Records that describe figures
/---
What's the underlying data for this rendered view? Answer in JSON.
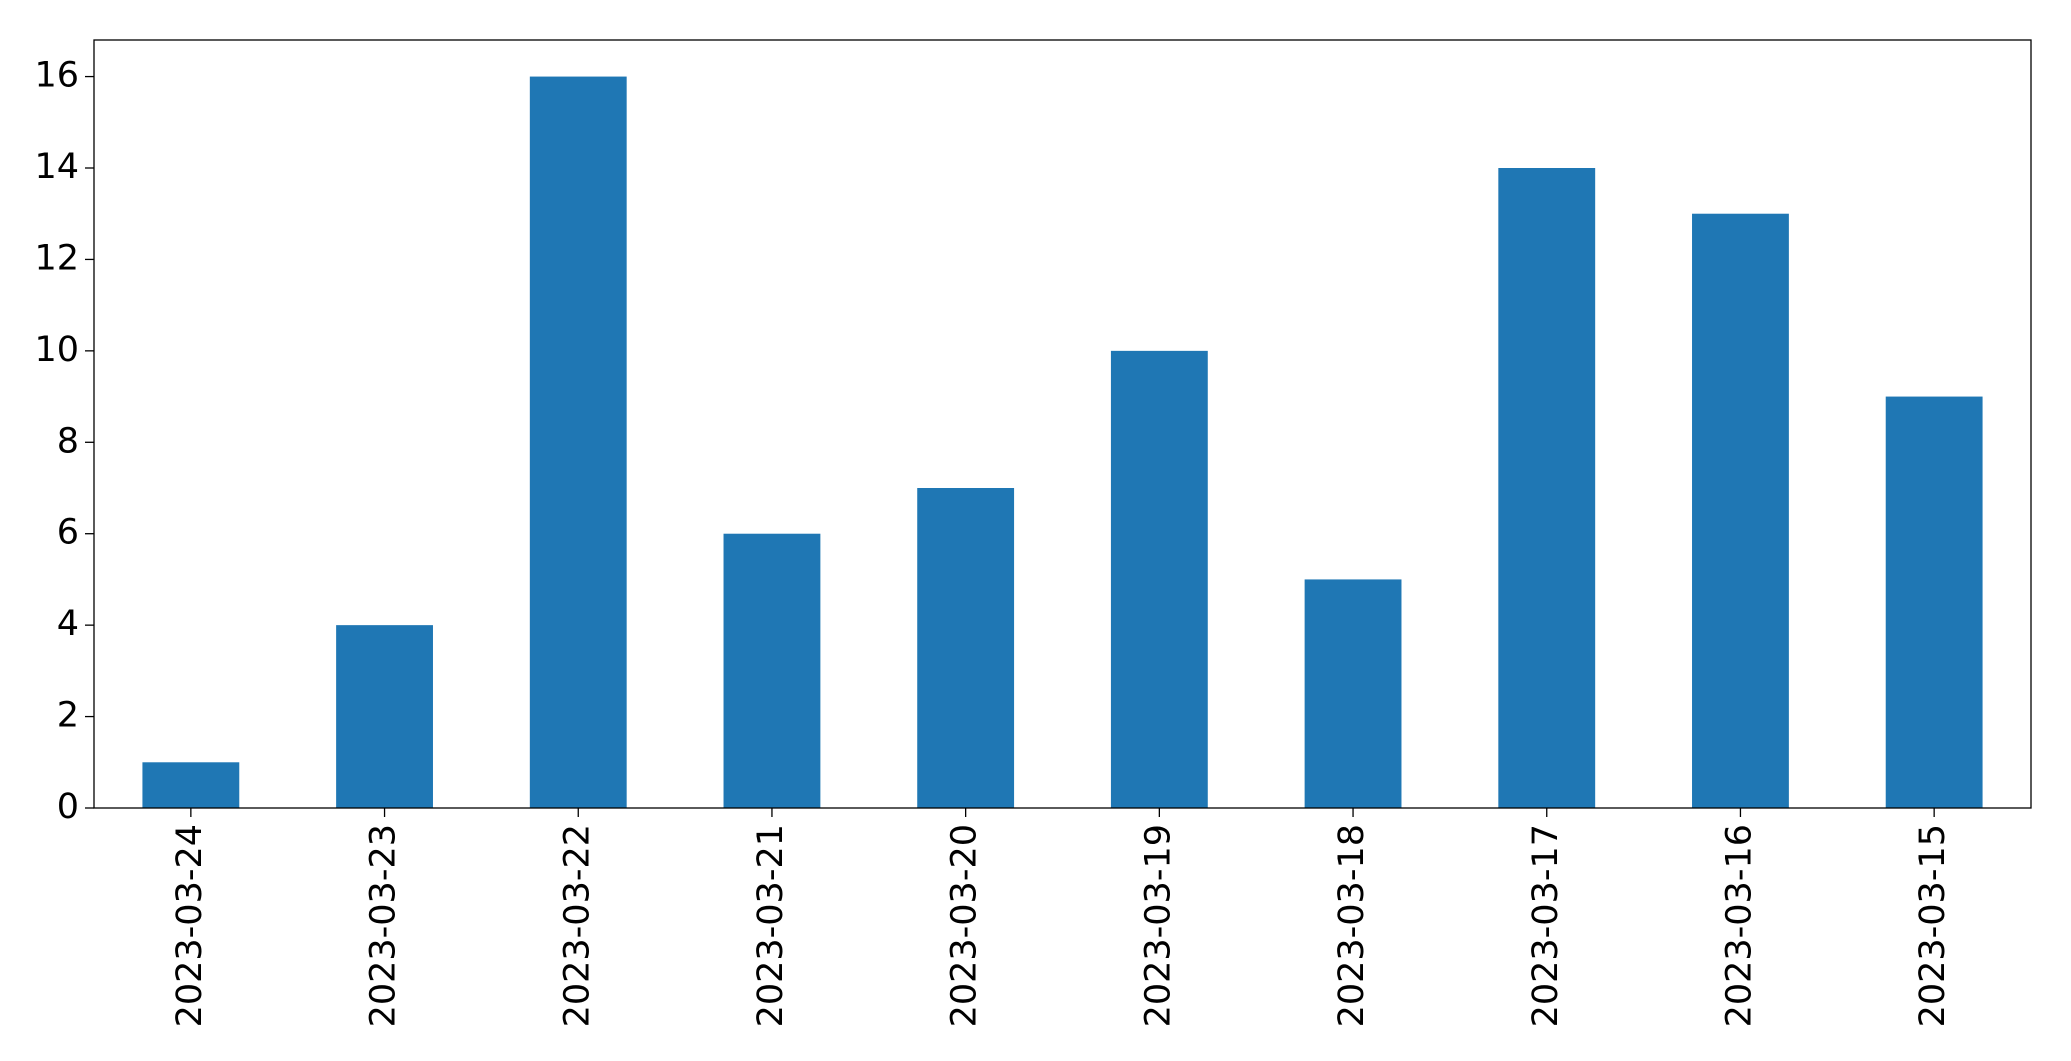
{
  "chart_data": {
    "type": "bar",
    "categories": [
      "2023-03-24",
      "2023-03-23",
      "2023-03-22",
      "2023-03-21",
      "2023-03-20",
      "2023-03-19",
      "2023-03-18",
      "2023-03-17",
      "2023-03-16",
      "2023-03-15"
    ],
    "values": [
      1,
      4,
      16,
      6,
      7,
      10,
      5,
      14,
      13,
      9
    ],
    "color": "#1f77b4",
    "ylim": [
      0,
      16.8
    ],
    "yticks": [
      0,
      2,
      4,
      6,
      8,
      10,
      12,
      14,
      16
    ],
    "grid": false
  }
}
\---
/---
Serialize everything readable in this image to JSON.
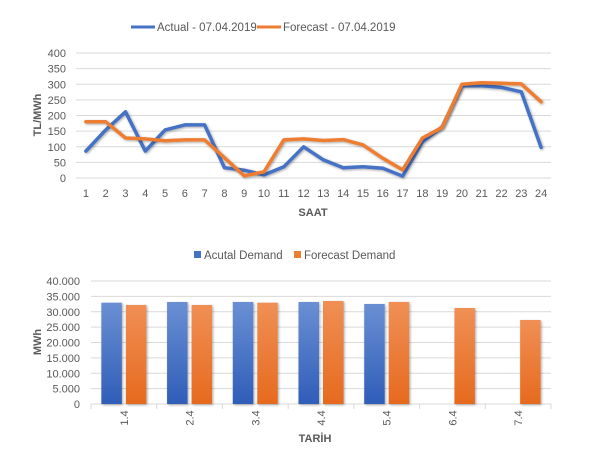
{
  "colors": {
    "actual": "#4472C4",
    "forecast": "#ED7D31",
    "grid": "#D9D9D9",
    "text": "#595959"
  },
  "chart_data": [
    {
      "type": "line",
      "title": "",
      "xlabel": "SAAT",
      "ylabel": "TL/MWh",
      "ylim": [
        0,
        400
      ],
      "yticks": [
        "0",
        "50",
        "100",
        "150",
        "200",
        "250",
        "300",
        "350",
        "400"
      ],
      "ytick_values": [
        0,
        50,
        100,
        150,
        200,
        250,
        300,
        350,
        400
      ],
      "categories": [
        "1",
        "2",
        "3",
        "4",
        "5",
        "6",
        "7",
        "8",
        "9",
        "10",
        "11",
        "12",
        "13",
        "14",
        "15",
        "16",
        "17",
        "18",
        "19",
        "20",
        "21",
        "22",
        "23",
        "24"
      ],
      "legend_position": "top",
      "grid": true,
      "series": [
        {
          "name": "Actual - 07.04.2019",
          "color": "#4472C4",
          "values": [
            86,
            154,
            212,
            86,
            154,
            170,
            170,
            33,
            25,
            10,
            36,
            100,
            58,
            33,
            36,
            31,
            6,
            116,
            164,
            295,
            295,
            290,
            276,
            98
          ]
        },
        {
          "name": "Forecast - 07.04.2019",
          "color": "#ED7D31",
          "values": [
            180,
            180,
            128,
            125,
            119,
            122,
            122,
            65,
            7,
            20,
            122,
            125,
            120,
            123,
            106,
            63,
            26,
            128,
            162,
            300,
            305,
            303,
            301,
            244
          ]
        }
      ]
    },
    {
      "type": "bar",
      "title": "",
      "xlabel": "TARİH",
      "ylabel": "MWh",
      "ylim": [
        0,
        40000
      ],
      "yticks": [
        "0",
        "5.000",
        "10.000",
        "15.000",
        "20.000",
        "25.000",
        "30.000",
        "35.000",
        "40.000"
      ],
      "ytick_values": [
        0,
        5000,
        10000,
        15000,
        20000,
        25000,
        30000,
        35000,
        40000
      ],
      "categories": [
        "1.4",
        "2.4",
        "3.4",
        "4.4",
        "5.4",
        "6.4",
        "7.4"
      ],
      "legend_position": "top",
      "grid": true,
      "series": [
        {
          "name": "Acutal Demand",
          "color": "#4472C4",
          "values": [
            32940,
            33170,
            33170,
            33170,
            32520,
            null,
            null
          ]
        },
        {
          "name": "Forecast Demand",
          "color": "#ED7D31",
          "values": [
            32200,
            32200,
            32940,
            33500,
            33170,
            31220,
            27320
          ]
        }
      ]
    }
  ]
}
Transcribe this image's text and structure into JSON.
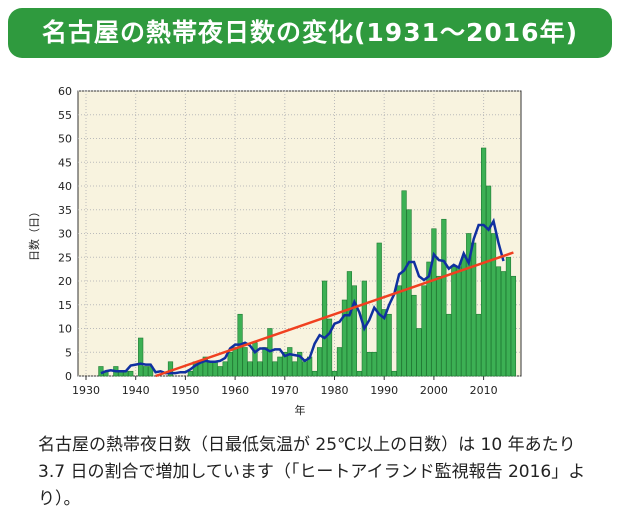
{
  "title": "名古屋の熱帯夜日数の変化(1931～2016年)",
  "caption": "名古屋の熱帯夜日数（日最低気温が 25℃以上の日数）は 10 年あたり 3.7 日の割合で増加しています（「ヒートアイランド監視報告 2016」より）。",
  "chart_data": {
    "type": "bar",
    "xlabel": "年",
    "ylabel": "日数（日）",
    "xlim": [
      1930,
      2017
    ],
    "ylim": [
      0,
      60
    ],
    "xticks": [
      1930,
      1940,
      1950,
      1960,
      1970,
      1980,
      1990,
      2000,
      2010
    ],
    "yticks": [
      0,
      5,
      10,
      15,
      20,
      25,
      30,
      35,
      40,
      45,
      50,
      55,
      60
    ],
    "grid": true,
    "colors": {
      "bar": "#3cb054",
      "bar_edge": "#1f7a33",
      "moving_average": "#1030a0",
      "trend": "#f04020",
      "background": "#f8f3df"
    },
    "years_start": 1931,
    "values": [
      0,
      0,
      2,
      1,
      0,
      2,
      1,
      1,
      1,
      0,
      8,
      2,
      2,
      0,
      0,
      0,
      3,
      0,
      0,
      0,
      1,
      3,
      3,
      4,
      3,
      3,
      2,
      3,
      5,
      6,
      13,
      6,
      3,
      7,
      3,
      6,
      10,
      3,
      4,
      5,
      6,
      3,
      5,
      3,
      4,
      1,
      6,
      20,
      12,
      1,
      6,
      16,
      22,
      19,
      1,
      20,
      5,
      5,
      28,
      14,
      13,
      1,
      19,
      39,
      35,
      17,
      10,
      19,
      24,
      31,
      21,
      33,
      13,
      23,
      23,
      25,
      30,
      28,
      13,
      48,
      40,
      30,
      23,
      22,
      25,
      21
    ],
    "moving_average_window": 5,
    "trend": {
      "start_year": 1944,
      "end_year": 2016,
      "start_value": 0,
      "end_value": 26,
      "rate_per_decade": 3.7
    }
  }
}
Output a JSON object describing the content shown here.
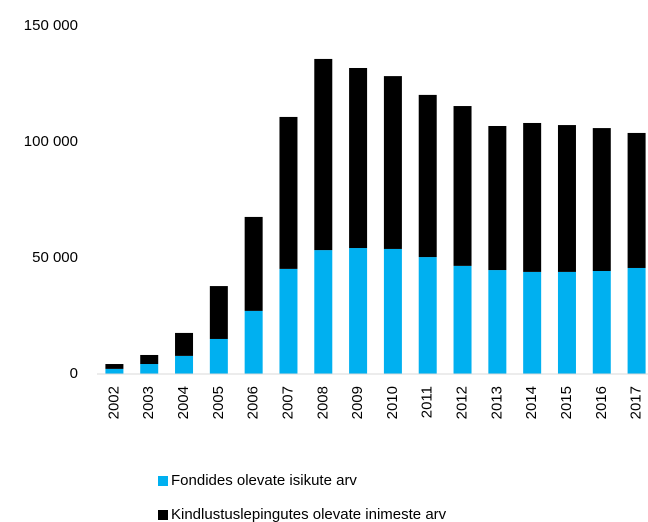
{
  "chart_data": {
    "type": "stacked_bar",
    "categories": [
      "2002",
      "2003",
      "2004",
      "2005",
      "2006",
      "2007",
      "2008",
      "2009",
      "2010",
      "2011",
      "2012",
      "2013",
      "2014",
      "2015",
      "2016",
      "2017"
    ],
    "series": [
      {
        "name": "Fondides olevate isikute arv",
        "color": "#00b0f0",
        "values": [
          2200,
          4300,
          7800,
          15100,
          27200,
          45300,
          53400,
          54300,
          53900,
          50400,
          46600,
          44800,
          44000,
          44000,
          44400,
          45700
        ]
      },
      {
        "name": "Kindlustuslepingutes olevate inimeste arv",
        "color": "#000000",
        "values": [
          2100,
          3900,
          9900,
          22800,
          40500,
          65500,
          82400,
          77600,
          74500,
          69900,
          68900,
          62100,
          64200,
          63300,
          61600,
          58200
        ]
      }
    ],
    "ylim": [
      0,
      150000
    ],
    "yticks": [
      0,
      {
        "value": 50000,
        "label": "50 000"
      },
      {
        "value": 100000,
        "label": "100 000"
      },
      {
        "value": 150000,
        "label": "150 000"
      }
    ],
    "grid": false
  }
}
\---
/---
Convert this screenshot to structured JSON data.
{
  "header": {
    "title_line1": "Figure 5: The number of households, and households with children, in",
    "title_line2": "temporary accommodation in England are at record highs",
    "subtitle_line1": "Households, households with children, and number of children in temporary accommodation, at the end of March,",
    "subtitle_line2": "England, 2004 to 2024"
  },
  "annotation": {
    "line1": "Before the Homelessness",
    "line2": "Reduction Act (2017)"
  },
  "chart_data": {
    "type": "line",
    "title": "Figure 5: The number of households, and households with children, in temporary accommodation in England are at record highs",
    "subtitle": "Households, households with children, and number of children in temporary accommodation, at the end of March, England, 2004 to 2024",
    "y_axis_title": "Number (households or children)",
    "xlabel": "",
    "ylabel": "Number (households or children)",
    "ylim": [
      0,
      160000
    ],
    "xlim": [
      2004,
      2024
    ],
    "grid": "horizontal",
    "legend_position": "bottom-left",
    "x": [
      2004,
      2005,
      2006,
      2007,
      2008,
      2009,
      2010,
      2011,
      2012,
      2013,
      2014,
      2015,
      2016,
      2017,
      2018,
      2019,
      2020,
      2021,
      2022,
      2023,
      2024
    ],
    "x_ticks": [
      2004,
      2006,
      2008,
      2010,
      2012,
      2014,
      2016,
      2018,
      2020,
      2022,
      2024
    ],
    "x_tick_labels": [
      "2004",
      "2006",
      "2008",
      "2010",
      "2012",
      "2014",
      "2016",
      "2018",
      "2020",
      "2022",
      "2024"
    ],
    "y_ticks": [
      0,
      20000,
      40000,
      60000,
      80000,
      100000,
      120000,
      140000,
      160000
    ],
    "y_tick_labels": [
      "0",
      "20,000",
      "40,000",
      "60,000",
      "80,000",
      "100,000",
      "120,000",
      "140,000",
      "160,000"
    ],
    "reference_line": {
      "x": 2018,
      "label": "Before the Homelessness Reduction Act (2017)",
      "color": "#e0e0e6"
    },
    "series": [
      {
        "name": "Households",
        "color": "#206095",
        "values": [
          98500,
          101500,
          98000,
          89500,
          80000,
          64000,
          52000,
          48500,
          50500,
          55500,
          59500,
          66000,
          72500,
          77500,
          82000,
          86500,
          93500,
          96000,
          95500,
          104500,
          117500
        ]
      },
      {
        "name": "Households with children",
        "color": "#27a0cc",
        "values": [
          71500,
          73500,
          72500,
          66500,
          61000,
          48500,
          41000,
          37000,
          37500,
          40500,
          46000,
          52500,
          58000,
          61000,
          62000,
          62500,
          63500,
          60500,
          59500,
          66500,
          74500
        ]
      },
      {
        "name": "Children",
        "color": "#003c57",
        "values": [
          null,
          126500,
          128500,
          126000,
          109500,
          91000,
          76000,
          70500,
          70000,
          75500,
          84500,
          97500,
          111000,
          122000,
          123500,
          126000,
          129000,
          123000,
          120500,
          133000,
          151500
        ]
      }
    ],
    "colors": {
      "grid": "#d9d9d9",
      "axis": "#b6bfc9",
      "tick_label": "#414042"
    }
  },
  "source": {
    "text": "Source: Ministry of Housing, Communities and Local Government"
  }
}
\---
- TASK PROMPT:
Find the lines holding "with" and list every one.

- PROBLEM SOLUTION:
    "title_line1": "Figure 5: The number of households, and households with children, in",
    "subtitle_line1": "Households, households with children, and number of children in temporary accommodation, at the end of March,",
    "title": "Figure 5: The number of households, and households with children, in temporary accommodation in England are at record highs",
    "subtitle": "Households, households with children, and number of children in temporary accommodation, at the end of March, England, 2004 to 2024",
        "name": "Households with children",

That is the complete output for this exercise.